--- Start of Input for this task ---
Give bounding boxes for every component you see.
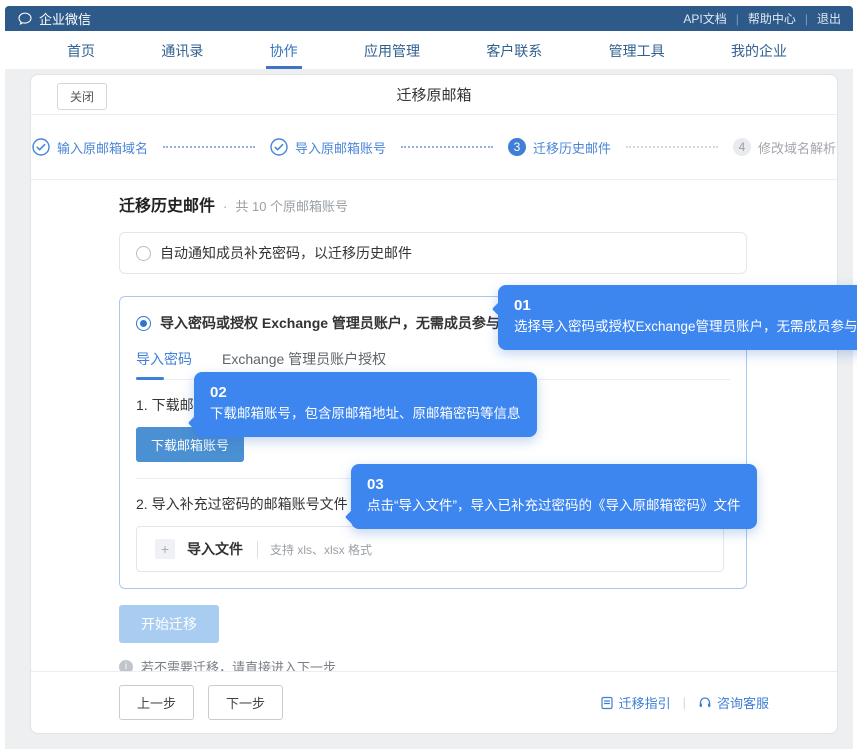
--- End of Input for this task ---
--- Start of Input for this task ---
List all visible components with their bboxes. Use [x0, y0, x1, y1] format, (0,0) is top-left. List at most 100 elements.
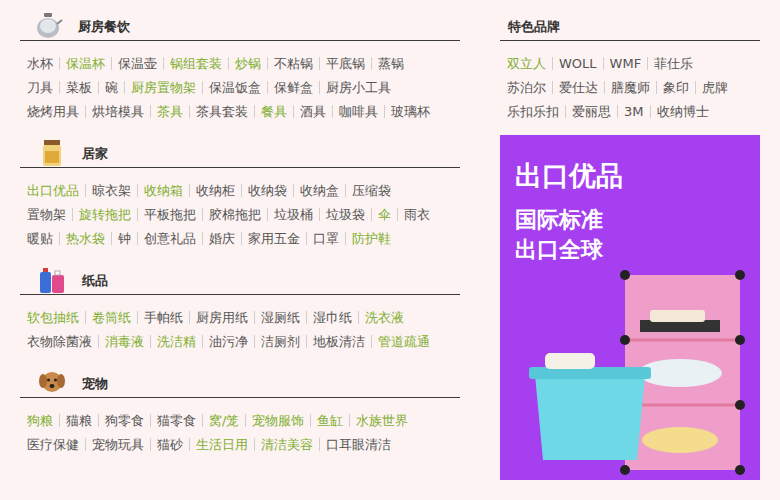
--- End of Input for this task ---
--- Start of Input for this task ---
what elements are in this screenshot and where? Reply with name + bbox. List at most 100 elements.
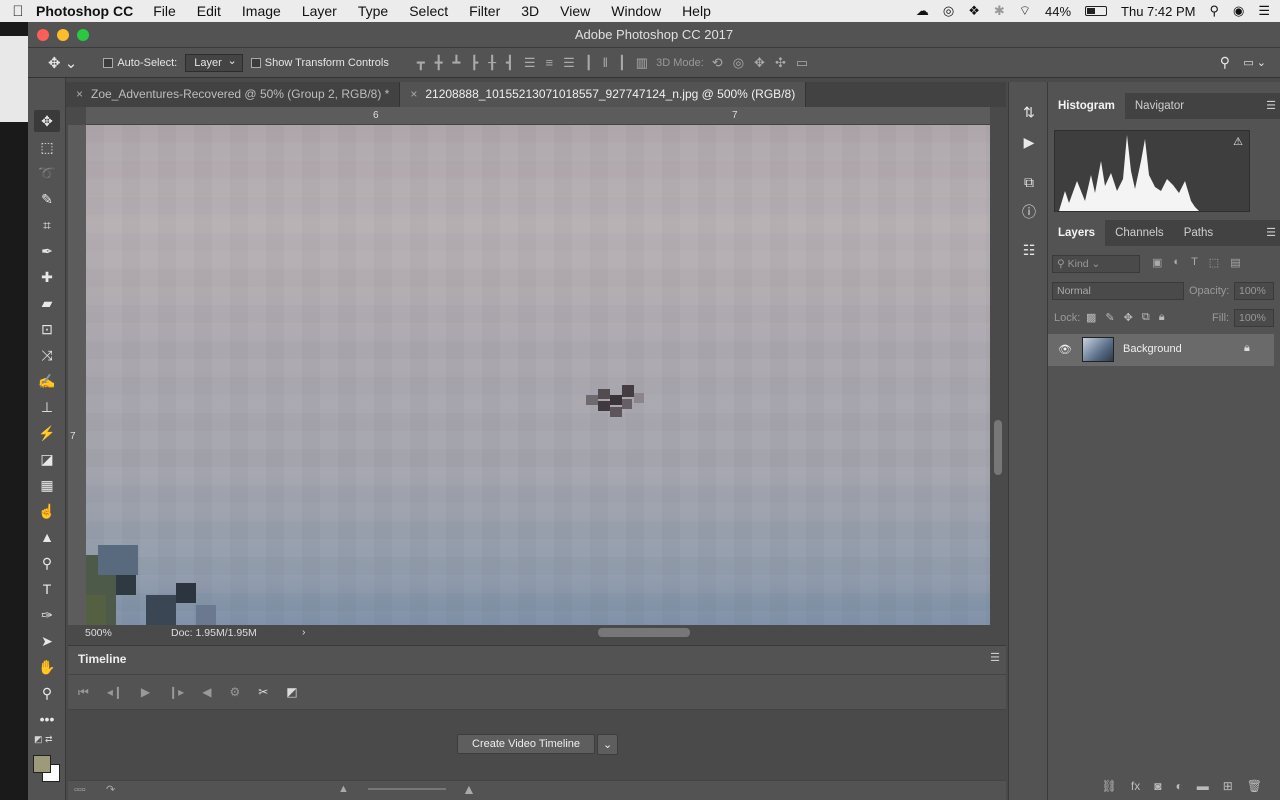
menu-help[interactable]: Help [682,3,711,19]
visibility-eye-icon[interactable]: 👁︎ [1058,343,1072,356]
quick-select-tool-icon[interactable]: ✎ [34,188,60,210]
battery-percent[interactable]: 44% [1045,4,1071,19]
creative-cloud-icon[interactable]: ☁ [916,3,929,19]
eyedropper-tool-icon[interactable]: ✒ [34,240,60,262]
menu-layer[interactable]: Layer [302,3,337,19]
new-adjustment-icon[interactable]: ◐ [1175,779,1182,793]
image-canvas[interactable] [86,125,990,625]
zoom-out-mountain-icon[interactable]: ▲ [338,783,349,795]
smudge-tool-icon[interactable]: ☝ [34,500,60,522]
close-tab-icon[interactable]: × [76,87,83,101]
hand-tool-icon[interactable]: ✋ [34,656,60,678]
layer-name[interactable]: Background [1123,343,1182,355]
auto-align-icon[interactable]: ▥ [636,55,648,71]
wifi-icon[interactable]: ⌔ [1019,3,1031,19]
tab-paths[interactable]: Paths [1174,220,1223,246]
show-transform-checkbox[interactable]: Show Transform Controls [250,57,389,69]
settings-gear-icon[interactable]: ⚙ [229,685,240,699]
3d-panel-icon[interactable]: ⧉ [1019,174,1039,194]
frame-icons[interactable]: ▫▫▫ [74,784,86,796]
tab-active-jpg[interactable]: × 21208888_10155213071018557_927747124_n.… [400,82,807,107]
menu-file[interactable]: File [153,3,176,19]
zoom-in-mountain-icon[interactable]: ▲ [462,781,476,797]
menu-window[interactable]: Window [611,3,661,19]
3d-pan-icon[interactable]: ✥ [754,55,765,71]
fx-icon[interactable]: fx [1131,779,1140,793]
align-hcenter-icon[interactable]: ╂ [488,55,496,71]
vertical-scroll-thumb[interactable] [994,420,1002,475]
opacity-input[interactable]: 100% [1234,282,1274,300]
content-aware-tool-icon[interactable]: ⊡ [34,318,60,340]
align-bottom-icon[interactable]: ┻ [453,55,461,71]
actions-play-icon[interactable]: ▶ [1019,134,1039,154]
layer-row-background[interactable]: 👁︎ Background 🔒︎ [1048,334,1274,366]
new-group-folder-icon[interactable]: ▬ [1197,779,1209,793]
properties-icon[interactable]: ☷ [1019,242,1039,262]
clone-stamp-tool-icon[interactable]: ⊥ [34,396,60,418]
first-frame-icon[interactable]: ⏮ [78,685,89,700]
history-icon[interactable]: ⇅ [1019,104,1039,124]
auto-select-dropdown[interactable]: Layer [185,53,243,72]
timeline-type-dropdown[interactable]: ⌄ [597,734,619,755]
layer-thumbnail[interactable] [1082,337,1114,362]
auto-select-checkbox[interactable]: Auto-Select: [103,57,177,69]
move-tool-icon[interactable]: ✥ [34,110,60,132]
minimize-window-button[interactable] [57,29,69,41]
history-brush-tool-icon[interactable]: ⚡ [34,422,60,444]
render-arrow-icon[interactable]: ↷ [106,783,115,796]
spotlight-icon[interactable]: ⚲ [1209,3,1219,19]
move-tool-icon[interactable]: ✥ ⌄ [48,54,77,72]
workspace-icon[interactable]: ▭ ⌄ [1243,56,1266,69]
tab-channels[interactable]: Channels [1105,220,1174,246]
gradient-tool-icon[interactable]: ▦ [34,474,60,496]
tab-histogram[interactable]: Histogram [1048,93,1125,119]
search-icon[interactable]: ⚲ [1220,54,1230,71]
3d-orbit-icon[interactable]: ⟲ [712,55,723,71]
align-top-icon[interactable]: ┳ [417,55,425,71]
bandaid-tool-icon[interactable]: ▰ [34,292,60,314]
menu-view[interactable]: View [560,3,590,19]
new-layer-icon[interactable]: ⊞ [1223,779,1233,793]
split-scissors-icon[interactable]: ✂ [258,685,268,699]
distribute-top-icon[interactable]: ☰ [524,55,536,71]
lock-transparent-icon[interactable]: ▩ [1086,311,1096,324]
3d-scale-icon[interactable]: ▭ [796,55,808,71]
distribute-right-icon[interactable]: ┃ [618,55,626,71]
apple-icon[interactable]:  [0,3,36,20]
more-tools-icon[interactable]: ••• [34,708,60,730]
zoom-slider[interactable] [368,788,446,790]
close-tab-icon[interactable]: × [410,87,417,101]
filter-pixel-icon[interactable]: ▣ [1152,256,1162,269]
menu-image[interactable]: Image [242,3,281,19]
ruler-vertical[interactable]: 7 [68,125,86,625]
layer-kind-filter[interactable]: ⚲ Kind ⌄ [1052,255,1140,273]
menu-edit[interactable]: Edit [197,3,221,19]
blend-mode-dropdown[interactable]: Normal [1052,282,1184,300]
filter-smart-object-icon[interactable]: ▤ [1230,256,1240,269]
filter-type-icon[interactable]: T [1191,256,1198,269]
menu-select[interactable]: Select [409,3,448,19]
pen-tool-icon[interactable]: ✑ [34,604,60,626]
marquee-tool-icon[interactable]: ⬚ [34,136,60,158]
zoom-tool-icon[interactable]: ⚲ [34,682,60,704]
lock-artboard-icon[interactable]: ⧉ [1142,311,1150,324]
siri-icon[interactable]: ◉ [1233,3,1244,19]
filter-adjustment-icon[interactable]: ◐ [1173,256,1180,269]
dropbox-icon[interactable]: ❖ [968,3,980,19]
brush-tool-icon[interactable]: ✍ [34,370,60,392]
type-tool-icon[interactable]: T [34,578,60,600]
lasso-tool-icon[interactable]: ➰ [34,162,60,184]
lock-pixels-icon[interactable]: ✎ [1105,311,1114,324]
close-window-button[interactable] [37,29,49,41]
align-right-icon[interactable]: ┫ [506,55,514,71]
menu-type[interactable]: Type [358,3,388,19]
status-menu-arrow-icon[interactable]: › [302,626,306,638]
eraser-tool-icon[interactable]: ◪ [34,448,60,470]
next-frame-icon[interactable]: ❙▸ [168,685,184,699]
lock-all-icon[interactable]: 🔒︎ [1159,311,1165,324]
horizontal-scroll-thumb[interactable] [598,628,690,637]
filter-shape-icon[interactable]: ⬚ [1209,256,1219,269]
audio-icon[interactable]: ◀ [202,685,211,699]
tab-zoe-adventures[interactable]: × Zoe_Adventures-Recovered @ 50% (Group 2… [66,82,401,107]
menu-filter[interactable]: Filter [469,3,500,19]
--- End of Input for this task ---
Can you duplicate the data starting with the line containing "what elements are" and continuing through the line containing "hand-tool-icon[interactable]: ✋ [34,656,60,678]", leaving out the pictures?

what elements are in this screenshot and where? Reply with name + bbox. List at most 100 elements.
menu-help[interactable]: Help [682,3,711,19]
visibility-eye-icon[interactable]: 👁︎ [1058,343,1072,356]
quick-select-tool-icon[interactable]: ✎ [34,188,60,210]
battery-percent[interactable]: 44% [1045,4,1071,19]
creative-cloud-icon[interactable]: ☁ [916,3,929,19]
eyedropper-tool-icon[interactable]: ✒ [34,240,60,262]
menu-layer[interactable]: Layer [302,3,337,19]
new-adjustment-icon[interactable]: ◐ [1175,779,1182,793]
image-canvas[interactable] [86,125,990,625]
zoom-out-mountain-icon[interactable]: ▲ [338,783,349,795]
smudge-tool-icon[interactable]: ☝ [34,500,60,522]
close-tab-icon[interactable]: × [76,87,83,101]
hand-tool-icon[interactable]: ✋ [34,656,60,678]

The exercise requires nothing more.